Exercise requirements: Turn each line of the material below into a string in a JSON list, skipping blank lines and leaving out the picture placeholders.

Element position data:
= = = =

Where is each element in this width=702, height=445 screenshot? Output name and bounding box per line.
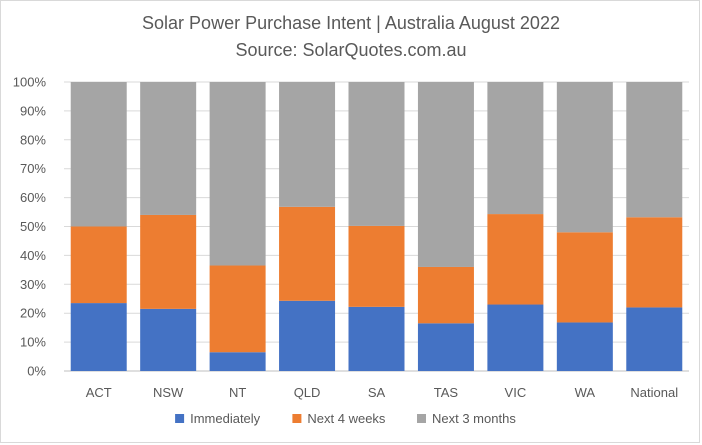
y-tick-label: 50% [20,219,46,234]
y-tick-label: 90% [20,103,46,118]
bar-segment [279,206,336,301]
y-tick-label: 60% [20,190,46,205]
bar-segment [348,306,405,371]
bar-segment [348,225,405,307]
y-tick-label: 80% [20,132,46,147]
x-tick-label: VIC [505,385,527,400]
y-axis: 0% 10% 20% 30% 40% 50% 60% 70% 80% 90% 100% [13,75,47,379]
x-tick-label: NSW [153,385,184,400]
bar-segment [348,82,405,226]
bar-segment [487,304,544,371]
bar-segment [140,308,197,371]
bar-segment [70,82,127,227]
legend-item: Immediately [175,411,261,426]
bar-segment [626,82,683,218]
legend-item: Next 4 weeks [292,411,386,426]
bar-segment [209,82,266,266]
legend-swatch [417,414,426,423]
bar-segment [70,303,127,371]
bar-segment [417,323,474,371]
bar-segment [70,226,127,304]
y-tick-label: 40% [20,248,46,263]
legend-label: Immediately [190,411,261,426]
bar-segment [626,217,683,308]
chart-title: Solar Power Purchase Intent | Australia … [142,13,560,33]
bar-segment [487,82,544,215]
y-tick-label: 100% [13,75,47,90]
y-tick-label: 20% [20,306,46,321]
legend-swatch [292,414,302,423]
legend-label: Next 3 months [432,411,516,426]
y-tick-label: 0% [27,364,46,379]
legend: Immediately Next 4 weeks Next 3 months [175,411,516,426]
chart-subtitle: Source: SolarQuotes.com.au [235,40,466,60]
legend-item: Next 3 months [417,411,516,426]
x-axis: ACT NSW NT QLD SA TAS VIC WA National [86,385,679,400]
legend-label: Next 4 weeks [307,411,386,426]
bar-segment [279,82,336,207]
bar-segment [556,232,613,323]
bar-segment [556,322,613,371]
bars [70,82,683,371]
bar-segment [140,82,197,215]
bar-segment [417,266,474,324]
x-tick-label: ACT [86,385,112,400]
x-tick-label: QLD [294,385,321,400]
y-tick-label: 10% [20,335,46,350]
bar-segment [209,265,266,353]
bar-segment [279,300,336,371]
x-tick-label: WA [575,385,596,400]
bar-segment [487,214,544,305]
x-tick-label: National [630,385,678,400]
bar-segment [140,214,197,309]
x-tick-label: SA [368,385,386,400]
y-tick-label: 70% [20,161,46,176]
legend-swatch [175,414,185,423]
bar-segment [556,82,613,233]
bar-segment [209,352,266,371]
x-tick-label: NT [229,385,246,400]
bar-segment [417,82,474,267]
bar-segment [626,307,683,371]
x-tick-label: TAS [434,385,459,400]
y-tick-label: 30% [20,277,46,292]
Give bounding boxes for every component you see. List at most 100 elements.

= = = =

The reply:
[
  "Where is each element in this width=702, height=445 screenshot? Output name and bounding box per line.",
  "y-tick-label: 50% [20,219,46,234]",
  "y-tick-label: 90% [20,103,46,118]",
  "bar-segment [279,206,336,301]",
  "y-tick-label: 60% [20,190,46,205]",
  "bar-segment [348,306,405,371]",
  "bar-segment [348,225,405,307]",
  "y-tick-label: 80% [20,132,46,147]",
  "x-tick-label: VIC [505,385,527,400]",
  "y-axis: 0% 10% 20% 30% 40% 50% 60% 70% 80% 90% 100% [13,75,47,379]",
  "x-tick-label: NSW [153,385,184,400]",
  "bar-segment [348,82,405,226]",
  "bar-segment [487,304,544,371]",
  "bar-segment [140,308,197,371]",
  "bar-segment [70,82,127,227]",
  "legend-item: Immediately [175,411,261,426]",
  "bar-segment [626,82,683,218]",
  "legend-item: Next 4 weeks [292,411,386,426]",
  "bar-segment [209,82,266,266]",
  "legend-swatch [417,414,426,423]",
  "bar-segment [70,303,127,371]",
  "bar-segment [417,323,474,371]",
  "bar-segment [70,226,127,304]",
  "y-tick-label: 40% [20,248,46,263]",
  "legend-label: Immediately [190,411,261,426]",
  "bar-segment [626,217,683,308]",
  "chart-title: Solar Power Purchase Intent | Australia … [142,13,560,33]",
  "bar-segment [487,82,544,215]",
  "y-tick-label: 100% [13,75,47,90]",
  "y-tick-label: 20% [20,306,46,321]",
  "legend-swatch [292,414,302,423]",
  "legend-label: Next 3 months [432,411,516,426]",
  "y-tick-label: 0% [27,364,46,379]",
  "legend: Immediately Next 4 weeks Next 3 months [175,411,516,426]",
  "chart-subtitle: Source: SolarQuotes.com.au [235,40,466,60]",
  "legend-item: Next 3 months [417,411,516,426]",
  "x-axis: ACT NSW NT QLD SA TAS VIC WA National [86,385,679,400]",
  "legend-label: Next 4 weeks [307,411,386,426]",
  "bar-segment [279,82,336,207]",
  "bar-segment [556,232,613,323]",
  "bar-segment [556,322,613,371]",
  "bars [70,82,683,371]",
  "bar-segment [140,82,197,215]",
  "bar-segment [417,266,474,324]",
  "x-tick-label: ACT [86,385,112,400]",
  "x-tick-label: QLD [294,385,321,400]",
  "y-tick-label: 10% [20,335,46,350]",
  "bar-segment [209,265,266,353]",
  "bar-segment [279,300,336,371]",
  "x-tick-label: WA [575,385,596,400]",
  "bar-segment [487,214,544,305]",
  "x-tick-label: National [630,385,678,400]",
  "bar-segment [140,214,197,309]",
  "x-tick-label: SA [368,385,386,400]",
  "y-tick-label: 70% [20,161,46,176]",
  "legend-swatch [175,414,185,423]",
  "bar-segment [556,82,613,233]",
  "bar-segment [209,352,266,371]",
  "x-tick-label: NT [229,385,246,400]",
  "bar-segment [417,82,474,267]",
  "bar-segment [626,307,683,371]",
  "x-tick-label: TAS [434,385,459,400]",
  "y-tick-label: 30% [20,277,46,292]",
  "Give bounding boxes for every component you see. List at most 100 elements."
]